Do this. Go through the material and pull out every line with the string "coordinate" in it.

[Collected data]
— Start —

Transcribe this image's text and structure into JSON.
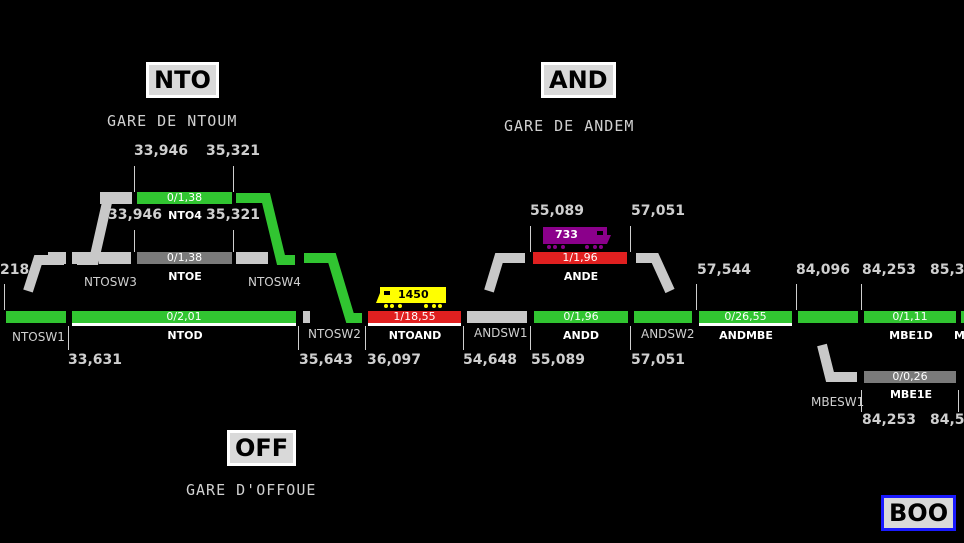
{
  "stations": {
    "nto": {
      "code": "NTO",
      "name": "GARE DE NTOUM"
    },
    "and": {
      "code": "AND",
      "name": "GARE DE ANDEM"
    },
    "off": {
      "code": "OFF",
      "name": "GARE D'OFFOUE"
    },
    "boo": {
      "code": "BOO"
    }
  },
  "kms": {
    "k218": "218",
    "k33946_top": "33,946",
    "k35321_top": "35,321",
    "k33946_mid": "33,946",
    "k35321_mid": "35,321",
    "k33631": "33,631",
    "k35643": "35,643",
    "k36097": "36,097",
    "k54648": "54,648",
    "k55089_top": "55,089",
    "k57051_top": "57,051",
    "k55089_bot": "55,089",
    "k57051_bot": "57,051",
    "k57544": "57,544",
    "k84096": "84,096",
    "k84253_top": "84,253",
    "k85_top": "85,3",
    "k84253_bot": "84,253",
    "k84_bot": "84,5"
  },
  "tracks": {
    "nto4": {
      "value": "0/1,38",
      "name": "NTO4"
    },
    "ntoe": {
      "value": "0/1,38",
      "name": "NTOE"
    },
    "ntod": {
      "value": "0/2,01",
      "name": "NTOD"
    },
    "ntoand": {
      "value": "1/18,55",
      "name": "NTOAND"
    },
    "ande": {
      "value": "1/1,96",
      "name": "ANDE"
    },
    "andd": {
      "value": "0/1,96",
      "name": "ANDD"
    },
    "andmbe": {
      "value": "0/26,55",
      "name": "ANDMBE"
    },
    "mbe1d": {
      "value": "0/1,11",
      "name": "MBE1D"
    },
    "mbe1e": {
      "value": "0/0,26",
      "name": "MBE1E"
    },
    "m_trunc": {
      "name": "M"
    }
  },
  "switches": {
    "ntosw1": "NTOSW1",
    "ntosw2": "NTOSW2",
    "ntosw3": "NTOSW3",
    "ntosw4": "NTOSW4",
    "andsw1": "ANDSW1",
    "andsw2": "ANDSW2",
    "mbesw1": "MBESW1"
  },
  "trains": {
    "yellow": {
      "number": "1450",
      "color": "#ffff00"
    },
    "purple": {
      "number": "733",
      "color": "#8b008b"
    }
  },
  "colors": {
    "occupied": "#e02020",
    "free": "#31c531",
    "inactive": "#c8c8c8",
    "reserved": "#7a7a7a"
  }
}
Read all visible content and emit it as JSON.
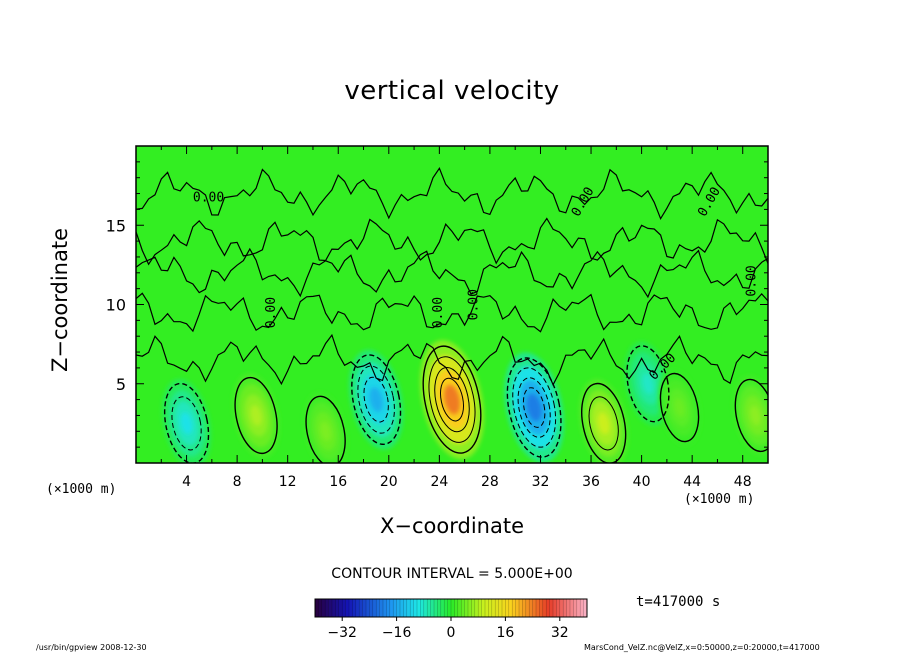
{
  "chart_data": {
    "type": "heatmap",
    "title": "vertical velocity",
    "xlabel": "X−coordinate",
    "ylabel": "Z−coordinate",
    "x_unit": "(×1000 m)",
    "y_unit": "(×1000 m)",
    "xlim": [
      0,
      50
    ],
    "ylim": [
      0,
      20
    ],
    "x_ticks": [
      4,
      8,
      12,
      16,
      20,
      24,
      28,
      32,
      36,
      40,
      44,
      48
    ],
    "y_ticks": [
      5,
      10,
      15
    ],
    "contour_interval": "CONTOUR INTERVAL = 5.000E+00",
    "contour_labels": [
      "0.00",
      "0.00",
      "0.00",
      "0.00",
      "0.00",
      "0.00",
      "0.00",
      "0.00"
    ],
    "colorbar": {
      "range": [
        -40,
        40
      ],
      "ticks": [
        -32,
        -16,
        0,
        16,
        32
      ],
      "tick_labels": [
        "−32",
        "−16",
        "0",
        "16",
        "32"
      ]
    },
    "features": [
      {
        "x": 4,
        "z": 2.5,
        "value": -10
      },
      {
        "x": 9.5,
        "z": 3,
        "value": 8
      },
      {
        "x": 15,
        "z": 2,
        "value": 5
      },
      {
        "x": 19,
        "z": 4,
        "value": -15
      },
      {
        "x": 25,
        "z": 4,
        "value": 24
      },
      {
        "x": 31.5,
        "z": 3.5,
        "value": -20
      },
      {
        "x": 37,
        "z": 2.5,
        "value": 10
      },
      {
        "x": 40.5,
        "z": 5,
        "value": -8
      },
      {
        "x": 43,
        "z": 3.5,
        "value": 4
      },
      {
        "x": 49,
        "z": 3,
        "value": 6
      }
    ],
    "time_label": "t=417000 s"
  },
  "footer": {
    "left": "/usr/bin/gpview   2008-12-30",
    "right": "MarsCond_VelZ.nc@VelZ,x=0:50000,z=0:20000,t=417000"
  },
  "colors": {
    "background_field": "#33ee22",
    "updraft": "#f5e81a",
    "downdraft": "#22c8ee"
  }
}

— End —

Answer in full.
    "xlabel": "X−coordinate",
    "ylabel": "Z−coordinate",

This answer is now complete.